Material supplied >>
......
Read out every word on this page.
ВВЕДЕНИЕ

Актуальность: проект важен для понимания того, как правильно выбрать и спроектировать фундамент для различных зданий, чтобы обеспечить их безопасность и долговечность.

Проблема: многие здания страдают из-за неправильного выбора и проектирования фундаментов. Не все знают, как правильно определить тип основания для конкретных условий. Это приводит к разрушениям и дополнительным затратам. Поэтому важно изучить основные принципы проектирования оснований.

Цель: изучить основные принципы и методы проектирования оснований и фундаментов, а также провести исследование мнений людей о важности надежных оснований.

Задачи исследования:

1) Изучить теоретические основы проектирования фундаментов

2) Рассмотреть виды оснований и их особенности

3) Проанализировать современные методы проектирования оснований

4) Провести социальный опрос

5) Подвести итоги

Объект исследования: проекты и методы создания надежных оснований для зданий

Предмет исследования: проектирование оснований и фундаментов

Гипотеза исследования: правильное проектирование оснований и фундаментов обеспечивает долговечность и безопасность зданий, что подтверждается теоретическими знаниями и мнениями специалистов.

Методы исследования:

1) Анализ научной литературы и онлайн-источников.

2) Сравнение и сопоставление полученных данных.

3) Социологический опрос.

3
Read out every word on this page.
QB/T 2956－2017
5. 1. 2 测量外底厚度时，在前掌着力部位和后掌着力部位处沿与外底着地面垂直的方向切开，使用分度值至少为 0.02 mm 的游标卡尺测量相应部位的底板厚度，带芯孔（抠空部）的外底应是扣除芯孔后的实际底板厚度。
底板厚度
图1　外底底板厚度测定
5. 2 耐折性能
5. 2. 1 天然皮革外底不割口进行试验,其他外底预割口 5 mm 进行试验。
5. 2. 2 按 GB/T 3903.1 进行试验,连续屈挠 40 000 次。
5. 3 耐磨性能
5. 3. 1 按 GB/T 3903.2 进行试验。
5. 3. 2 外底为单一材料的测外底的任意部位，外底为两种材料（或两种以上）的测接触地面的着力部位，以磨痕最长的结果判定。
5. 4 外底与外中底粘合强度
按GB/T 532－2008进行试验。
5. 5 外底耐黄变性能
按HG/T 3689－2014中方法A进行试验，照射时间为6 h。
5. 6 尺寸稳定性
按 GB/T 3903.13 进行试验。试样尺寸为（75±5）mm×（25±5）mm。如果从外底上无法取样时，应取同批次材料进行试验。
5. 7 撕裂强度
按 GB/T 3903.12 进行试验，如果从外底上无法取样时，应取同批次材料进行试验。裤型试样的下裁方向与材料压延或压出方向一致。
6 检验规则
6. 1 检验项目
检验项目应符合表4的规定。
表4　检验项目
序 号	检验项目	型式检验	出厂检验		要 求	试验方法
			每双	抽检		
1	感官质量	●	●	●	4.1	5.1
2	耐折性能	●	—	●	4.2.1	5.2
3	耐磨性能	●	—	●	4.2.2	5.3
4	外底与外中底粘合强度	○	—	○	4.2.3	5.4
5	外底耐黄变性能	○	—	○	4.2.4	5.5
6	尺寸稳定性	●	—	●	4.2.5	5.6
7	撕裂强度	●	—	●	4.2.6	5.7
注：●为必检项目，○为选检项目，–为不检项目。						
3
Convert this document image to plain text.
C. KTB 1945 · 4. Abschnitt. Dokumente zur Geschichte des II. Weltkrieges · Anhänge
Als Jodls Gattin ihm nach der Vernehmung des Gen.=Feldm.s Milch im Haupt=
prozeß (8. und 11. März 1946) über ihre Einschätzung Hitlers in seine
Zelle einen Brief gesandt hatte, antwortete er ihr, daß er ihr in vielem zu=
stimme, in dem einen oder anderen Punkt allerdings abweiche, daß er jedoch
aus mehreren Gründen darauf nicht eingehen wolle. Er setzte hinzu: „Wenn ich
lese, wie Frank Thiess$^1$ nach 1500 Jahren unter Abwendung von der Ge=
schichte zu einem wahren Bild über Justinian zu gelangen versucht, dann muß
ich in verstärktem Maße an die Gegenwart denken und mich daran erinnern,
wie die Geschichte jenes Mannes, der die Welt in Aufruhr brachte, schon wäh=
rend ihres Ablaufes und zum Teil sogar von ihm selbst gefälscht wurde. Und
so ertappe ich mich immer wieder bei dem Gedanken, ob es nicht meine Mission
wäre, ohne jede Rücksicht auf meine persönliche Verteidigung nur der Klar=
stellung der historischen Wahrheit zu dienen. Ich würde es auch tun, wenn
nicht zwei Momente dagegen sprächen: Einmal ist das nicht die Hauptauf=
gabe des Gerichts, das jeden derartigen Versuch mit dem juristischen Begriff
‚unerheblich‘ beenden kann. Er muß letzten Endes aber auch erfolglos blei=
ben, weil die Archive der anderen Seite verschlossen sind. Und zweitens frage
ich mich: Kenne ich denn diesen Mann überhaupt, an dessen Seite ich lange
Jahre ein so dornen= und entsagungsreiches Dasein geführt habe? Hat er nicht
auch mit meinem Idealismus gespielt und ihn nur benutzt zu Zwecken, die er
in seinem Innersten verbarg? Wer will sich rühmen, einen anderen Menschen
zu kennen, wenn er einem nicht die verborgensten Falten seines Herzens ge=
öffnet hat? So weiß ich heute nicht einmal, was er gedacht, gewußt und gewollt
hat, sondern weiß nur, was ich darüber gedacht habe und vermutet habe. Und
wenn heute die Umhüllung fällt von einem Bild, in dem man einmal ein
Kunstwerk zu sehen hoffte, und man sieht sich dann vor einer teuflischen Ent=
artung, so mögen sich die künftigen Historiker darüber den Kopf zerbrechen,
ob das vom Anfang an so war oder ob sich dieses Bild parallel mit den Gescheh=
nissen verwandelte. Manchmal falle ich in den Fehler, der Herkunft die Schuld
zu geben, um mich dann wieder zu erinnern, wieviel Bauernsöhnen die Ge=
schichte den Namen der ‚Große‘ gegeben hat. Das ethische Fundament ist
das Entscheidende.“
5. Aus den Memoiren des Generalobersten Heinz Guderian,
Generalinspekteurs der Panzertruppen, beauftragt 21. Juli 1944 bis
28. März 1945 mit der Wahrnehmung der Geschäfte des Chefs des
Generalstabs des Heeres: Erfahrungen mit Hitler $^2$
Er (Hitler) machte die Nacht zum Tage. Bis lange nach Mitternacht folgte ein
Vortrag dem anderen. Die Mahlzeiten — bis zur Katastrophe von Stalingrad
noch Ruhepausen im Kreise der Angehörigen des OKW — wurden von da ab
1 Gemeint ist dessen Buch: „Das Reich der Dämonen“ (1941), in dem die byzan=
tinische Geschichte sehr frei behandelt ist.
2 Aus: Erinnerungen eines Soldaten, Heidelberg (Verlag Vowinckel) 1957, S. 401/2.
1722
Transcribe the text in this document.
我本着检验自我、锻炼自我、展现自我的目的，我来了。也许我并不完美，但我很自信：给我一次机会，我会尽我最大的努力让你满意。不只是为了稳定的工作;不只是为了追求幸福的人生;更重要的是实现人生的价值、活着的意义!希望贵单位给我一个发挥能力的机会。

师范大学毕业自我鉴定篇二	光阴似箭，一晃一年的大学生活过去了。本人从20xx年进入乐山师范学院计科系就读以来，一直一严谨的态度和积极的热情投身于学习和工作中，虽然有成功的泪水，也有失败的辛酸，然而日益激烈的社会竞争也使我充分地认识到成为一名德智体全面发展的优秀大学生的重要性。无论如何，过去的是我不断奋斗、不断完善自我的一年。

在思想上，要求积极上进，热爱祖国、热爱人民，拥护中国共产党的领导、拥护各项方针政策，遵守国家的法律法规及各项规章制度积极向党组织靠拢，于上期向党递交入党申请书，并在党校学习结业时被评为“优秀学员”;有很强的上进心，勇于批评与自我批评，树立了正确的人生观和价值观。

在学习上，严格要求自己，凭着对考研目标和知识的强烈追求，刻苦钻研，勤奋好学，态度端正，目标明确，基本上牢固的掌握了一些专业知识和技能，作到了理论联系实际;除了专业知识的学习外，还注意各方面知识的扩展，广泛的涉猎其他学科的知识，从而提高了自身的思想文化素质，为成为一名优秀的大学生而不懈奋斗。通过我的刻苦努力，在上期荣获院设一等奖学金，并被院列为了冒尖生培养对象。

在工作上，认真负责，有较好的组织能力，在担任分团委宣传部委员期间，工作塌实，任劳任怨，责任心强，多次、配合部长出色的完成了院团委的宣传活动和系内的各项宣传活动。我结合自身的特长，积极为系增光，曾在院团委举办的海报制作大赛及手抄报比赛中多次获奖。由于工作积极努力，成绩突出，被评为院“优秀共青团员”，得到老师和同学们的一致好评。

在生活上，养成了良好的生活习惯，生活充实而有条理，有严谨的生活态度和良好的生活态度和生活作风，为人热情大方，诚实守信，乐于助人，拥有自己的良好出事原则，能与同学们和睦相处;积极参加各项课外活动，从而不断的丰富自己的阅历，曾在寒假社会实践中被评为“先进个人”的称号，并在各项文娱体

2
......
Task statement >>
Count how many lines of the listing above include "einen" and report that number alone.

Reply to the exercise >>
3